Filter the entries below, keeping every line that has the word "JSON".
##########
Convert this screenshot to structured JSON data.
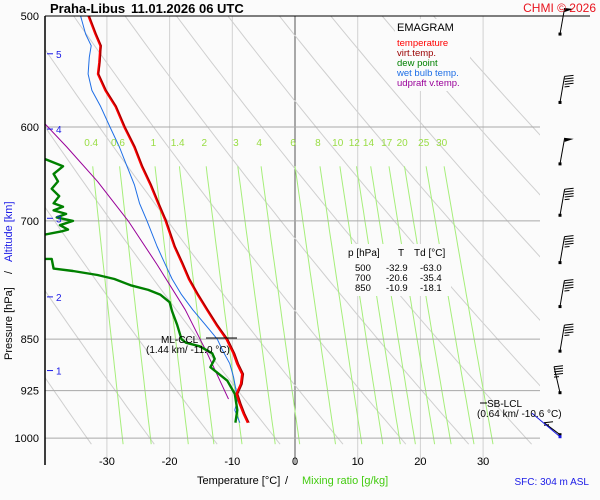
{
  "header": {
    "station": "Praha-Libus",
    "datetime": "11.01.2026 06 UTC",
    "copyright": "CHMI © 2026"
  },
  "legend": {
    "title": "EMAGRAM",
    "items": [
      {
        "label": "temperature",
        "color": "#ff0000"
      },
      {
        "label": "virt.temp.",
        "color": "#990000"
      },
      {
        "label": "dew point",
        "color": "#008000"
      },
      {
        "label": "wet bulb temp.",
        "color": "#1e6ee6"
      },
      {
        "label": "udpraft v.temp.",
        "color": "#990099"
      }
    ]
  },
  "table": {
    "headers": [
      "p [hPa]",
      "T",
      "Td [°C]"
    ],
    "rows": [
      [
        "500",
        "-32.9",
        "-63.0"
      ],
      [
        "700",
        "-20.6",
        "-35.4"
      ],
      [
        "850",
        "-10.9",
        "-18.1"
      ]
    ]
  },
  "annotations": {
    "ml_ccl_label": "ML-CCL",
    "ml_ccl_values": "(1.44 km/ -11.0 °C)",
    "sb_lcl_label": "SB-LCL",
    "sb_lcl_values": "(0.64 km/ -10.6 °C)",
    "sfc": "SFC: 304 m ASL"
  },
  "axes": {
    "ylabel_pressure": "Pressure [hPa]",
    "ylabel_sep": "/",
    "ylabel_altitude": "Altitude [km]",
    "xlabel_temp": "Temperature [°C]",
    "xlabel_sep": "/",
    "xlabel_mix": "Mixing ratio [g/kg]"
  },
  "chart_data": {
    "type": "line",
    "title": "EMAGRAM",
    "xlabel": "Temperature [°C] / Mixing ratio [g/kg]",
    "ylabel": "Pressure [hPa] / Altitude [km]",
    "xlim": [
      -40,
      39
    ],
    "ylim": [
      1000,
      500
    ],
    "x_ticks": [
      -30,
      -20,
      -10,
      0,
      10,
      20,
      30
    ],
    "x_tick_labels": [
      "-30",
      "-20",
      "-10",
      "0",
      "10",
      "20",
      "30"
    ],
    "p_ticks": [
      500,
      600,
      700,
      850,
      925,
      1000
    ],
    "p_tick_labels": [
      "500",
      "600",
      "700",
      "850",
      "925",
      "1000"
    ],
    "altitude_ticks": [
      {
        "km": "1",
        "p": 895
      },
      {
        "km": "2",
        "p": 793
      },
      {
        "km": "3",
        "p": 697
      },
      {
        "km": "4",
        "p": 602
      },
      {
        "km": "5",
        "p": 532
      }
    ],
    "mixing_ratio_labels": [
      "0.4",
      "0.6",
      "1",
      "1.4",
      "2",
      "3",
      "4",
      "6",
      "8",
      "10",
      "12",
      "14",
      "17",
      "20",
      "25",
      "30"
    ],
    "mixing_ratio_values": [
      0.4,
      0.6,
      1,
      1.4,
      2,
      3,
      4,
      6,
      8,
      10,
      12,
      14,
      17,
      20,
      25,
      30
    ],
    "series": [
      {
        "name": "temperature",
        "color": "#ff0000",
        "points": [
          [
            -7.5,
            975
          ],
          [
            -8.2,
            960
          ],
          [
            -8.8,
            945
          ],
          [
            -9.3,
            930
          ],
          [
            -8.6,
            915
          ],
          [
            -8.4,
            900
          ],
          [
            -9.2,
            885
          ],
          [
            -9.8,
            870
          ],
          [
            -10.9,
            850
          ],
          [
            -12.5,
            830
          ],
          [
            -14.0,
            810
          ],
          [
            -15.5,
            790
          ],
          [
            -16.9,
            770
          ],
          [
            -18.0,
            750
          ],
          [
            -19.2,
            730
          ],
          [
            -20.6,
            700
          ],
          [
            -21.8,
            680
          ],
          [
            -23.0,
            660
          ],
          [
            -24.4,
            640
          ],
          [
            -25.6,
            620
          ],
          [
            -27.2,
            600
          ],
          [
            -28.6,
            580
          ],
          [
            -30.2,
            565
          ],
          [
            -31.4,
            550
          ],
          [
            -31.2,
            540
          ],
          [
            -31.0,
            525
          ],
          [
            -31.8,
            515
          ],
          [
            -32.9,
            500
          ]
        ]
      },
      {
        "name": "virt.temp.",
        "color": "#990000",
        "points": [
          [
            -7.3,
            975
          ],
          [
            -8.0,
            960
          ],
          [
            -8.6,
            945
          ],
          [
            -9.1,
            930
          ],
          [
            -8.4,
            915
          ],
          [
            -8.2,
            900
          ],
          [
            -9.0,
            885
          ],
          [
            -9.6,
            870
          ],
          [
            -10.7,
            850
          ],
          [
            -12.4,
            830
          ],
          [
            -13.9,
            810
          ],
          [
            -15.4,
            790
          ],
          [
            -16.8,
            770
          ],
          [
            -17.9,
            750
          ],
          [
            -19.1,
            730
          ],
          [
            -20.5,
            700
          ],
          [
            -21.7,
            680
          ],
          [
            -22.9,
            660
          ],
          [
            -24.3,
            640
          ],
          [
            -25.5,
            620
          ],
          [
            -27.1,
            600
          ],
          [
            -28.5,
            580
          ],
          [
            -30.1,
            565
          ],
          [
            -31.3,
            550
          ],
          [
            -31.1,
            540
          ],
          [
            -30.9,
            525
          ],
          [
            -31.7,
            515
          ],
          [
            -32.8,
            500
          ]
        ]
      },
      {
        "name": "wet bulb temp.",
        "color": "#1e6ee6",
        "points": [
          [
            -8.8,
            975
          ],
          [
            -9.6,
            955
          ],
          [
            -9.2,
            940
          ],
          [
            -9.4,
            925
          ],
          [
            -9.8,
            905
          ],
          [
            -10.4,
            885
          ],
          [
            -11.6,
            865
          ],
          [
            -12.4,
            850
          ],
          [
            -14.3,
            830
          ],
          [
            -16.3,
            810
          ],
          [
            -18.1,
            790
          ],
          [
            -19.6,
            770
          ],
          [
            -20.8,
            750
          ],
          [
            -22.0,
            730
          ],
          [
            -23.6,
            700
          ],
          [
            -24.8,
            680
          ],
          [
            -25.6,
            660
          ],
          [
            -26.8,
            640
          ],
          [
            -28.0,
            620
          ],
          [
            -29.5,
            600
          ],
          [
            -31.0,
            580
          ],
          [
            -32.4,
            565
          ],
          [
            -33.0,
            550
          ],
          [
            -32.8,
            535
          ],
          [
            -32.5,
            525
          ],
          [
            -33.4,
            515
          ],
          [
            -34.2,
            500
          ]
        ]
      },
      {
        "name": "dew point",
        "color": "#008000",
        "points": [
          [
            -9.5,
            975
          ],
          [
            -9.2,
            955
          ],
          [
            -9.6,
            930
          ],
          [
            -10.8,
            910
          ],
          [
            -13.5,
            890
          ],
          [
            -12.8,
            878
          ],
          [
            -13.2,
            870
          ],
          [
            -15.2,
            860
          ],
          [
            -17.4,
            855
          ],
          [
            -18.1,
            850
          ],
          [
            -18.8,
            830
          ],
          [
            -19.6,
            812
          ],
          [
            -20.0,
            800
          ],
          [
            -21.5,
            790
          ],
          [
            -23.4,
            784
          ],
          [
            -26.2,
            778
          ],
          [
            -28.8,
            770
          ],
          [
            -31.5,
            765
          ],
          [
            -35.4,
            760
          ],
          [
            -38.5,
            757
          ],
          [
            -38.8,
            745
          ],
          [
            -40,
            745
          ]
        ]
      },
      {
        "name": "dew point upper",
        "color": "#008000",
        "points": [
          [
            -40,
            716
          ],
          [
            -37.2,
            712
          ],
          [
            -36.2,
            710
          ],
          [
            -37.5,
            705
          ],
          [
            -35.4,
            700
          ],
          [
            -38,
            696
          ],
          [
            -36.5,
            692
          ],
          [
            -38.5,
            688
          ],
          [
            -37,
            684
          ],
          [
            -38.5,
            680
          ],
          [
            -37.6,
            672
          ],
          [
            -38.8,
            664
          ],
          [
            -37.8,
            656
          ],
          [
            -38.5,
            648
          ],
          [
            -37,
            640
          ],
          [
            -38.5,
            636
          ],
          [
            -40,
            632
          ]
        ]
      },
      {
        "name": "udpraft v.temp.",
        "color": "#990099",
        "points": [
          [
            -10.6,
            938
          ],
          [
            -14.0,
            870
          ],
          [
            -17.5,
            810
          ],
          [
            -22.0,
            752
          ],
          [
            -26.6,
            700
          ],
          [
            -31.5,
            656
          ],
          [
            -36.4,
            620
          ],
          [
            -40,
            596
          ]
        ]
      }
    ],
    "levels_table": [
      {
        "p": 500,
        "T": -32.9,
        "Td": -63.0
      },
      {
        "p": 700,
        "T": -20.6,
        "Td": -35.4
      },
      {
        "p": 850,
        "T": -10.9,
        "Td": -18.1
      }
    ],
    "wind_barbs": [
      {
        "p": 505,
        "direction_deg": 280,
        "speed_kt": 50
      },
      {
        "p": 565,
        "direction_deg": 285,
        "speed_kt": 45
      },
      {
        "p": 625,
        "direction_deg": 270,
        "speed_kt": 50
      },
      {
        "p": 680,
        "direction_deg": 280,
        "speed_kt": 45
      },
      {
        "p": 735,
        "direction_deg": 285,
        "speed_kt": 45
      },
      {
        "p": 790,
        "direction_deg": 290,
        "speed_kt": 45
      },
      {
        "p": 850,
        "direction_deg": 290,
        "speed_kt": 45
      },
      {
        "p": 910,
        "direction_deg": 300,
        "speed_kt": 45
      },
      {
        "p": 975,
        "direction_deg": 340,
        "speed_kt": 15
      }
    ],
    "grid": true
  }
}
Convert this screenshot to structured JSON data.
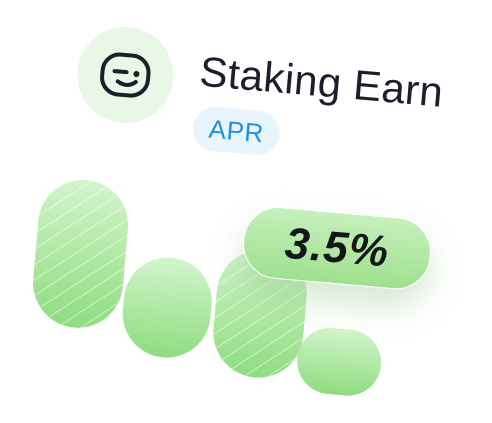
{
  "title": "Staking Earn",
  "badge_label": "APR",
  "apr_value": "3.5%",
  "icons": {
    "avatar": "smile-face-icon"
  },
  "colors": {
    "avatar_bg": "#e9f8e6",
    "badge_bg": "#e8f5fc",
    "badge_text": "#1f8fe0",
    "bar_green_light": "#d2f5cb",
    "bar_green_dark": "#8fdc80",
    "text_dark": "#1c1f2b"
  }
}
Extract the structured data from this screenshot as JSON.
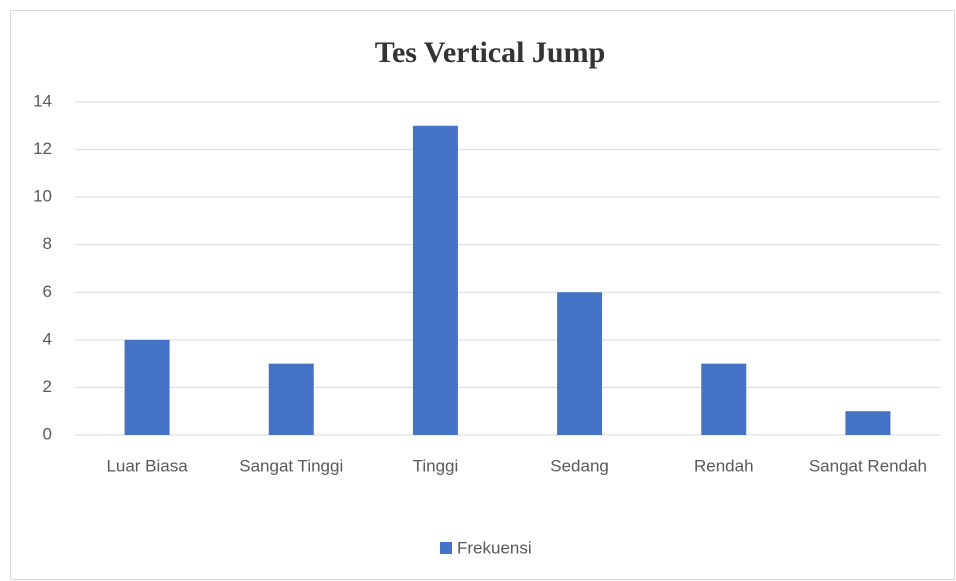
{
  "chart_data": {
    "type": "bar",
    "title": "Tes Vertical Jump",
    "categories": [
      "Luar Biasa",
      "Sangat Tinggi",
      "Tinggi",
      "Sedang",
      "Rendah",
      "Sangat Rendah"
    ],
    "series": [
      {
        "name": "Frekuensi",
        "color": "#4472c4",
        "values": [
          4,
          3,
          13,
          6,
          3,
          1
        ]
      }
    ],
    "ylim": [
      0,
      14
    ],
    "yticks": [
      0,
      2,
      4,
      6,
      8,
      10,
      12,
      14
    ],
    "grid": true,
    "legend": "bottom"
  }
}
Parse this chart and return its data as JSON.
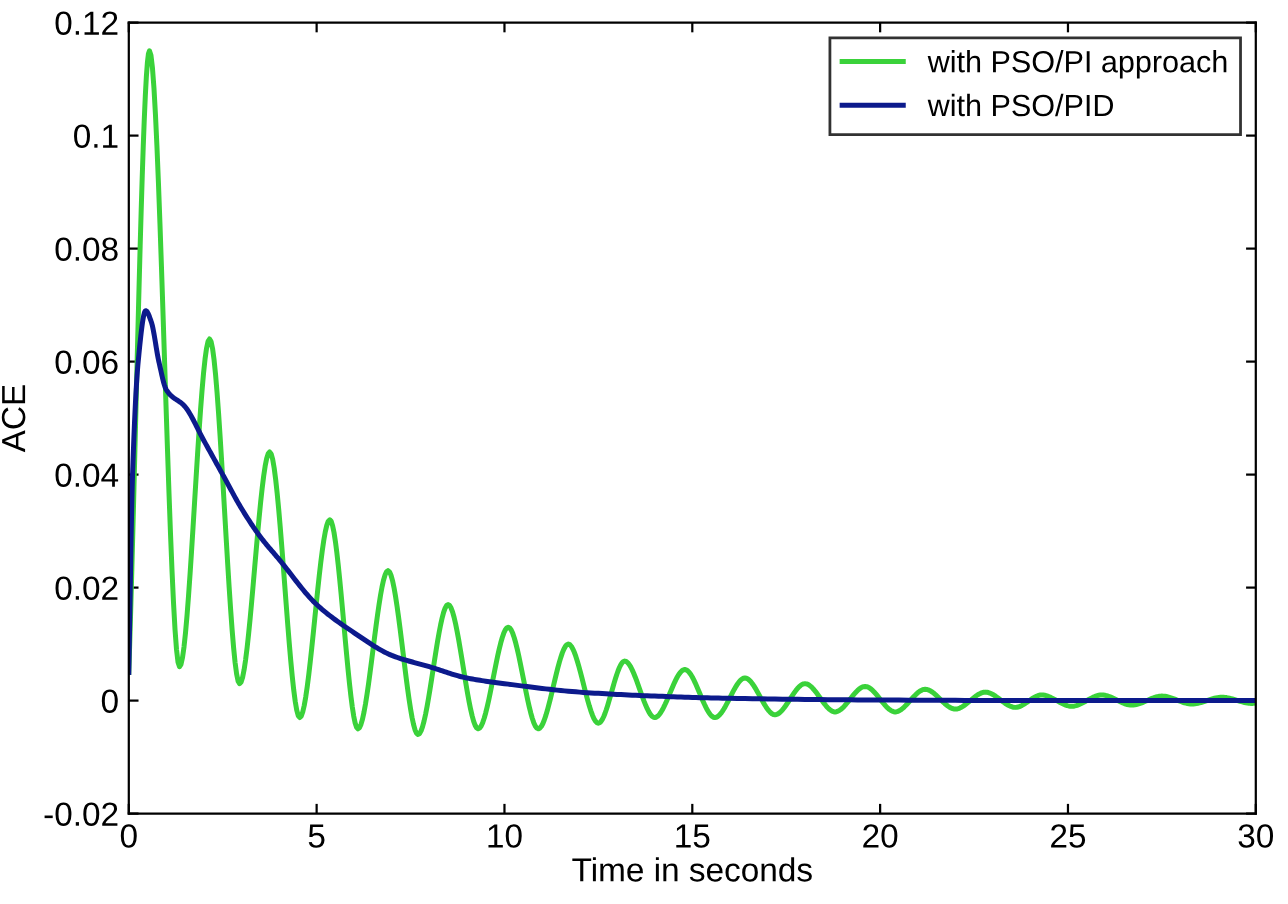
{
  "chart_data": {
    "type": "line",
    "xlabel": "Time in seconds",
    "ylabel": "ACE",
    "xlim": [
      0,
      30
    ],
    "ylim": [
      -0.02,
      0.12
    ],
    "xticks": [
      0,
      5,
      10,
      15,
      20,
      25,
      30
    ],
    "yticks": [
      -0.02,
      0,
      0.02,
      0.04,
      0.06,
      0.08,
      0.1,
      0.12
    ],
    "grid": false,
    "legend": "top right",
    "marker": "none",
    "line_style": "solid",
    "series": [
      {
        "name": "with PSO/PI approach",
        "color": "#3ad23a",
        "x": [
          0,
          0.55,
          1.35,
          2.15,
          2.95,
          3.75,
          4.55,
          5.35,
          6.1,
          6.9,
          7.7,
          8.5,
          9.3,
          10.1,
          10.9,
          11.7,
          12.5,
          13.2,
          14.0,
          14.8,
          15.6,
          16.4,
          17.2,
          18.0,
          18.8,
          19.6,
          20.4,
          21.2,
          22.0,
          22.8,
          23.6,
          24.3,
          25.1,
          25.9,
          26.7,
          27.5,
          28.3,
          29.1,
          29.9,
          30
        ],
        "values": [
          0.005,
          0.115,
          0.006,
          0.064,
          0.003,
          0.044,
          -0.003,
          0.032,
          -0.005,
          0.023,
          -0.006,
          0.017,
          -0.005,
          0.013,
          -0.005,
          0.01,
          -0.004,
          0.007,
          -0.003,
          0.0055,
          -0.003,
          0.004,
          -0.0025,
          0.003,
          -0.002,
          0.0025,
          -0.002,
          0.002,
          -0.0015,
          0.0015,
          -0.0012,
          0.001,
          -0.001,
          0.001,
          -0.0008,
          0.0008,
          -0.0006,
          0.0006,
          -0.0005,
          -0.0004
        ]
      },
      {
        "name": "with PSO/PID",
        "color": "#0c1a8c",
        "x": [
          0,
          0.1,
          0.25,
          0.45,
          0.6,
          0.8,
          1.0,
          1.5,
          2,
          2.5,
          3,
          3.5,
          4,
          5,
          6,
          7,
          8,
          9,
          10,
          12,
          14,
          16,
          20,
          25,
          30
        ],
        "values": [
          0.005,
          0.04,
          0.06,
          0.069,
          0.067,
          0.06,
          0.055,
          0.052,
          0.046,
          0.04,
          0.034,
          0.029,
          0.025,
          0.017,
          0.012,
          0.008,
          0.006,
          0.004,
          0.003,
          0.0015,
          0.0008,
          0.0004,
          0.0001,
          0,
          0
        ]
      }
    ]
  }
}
##########
▶ _SOLUTION TO THIS EXERCISE_:
Convert this screenshot to structured JSON data.
Convert this screenshot to structured JSON data.
Extract the structured data from this screenshot as JSON.
Parse this chart and return its data as JSON.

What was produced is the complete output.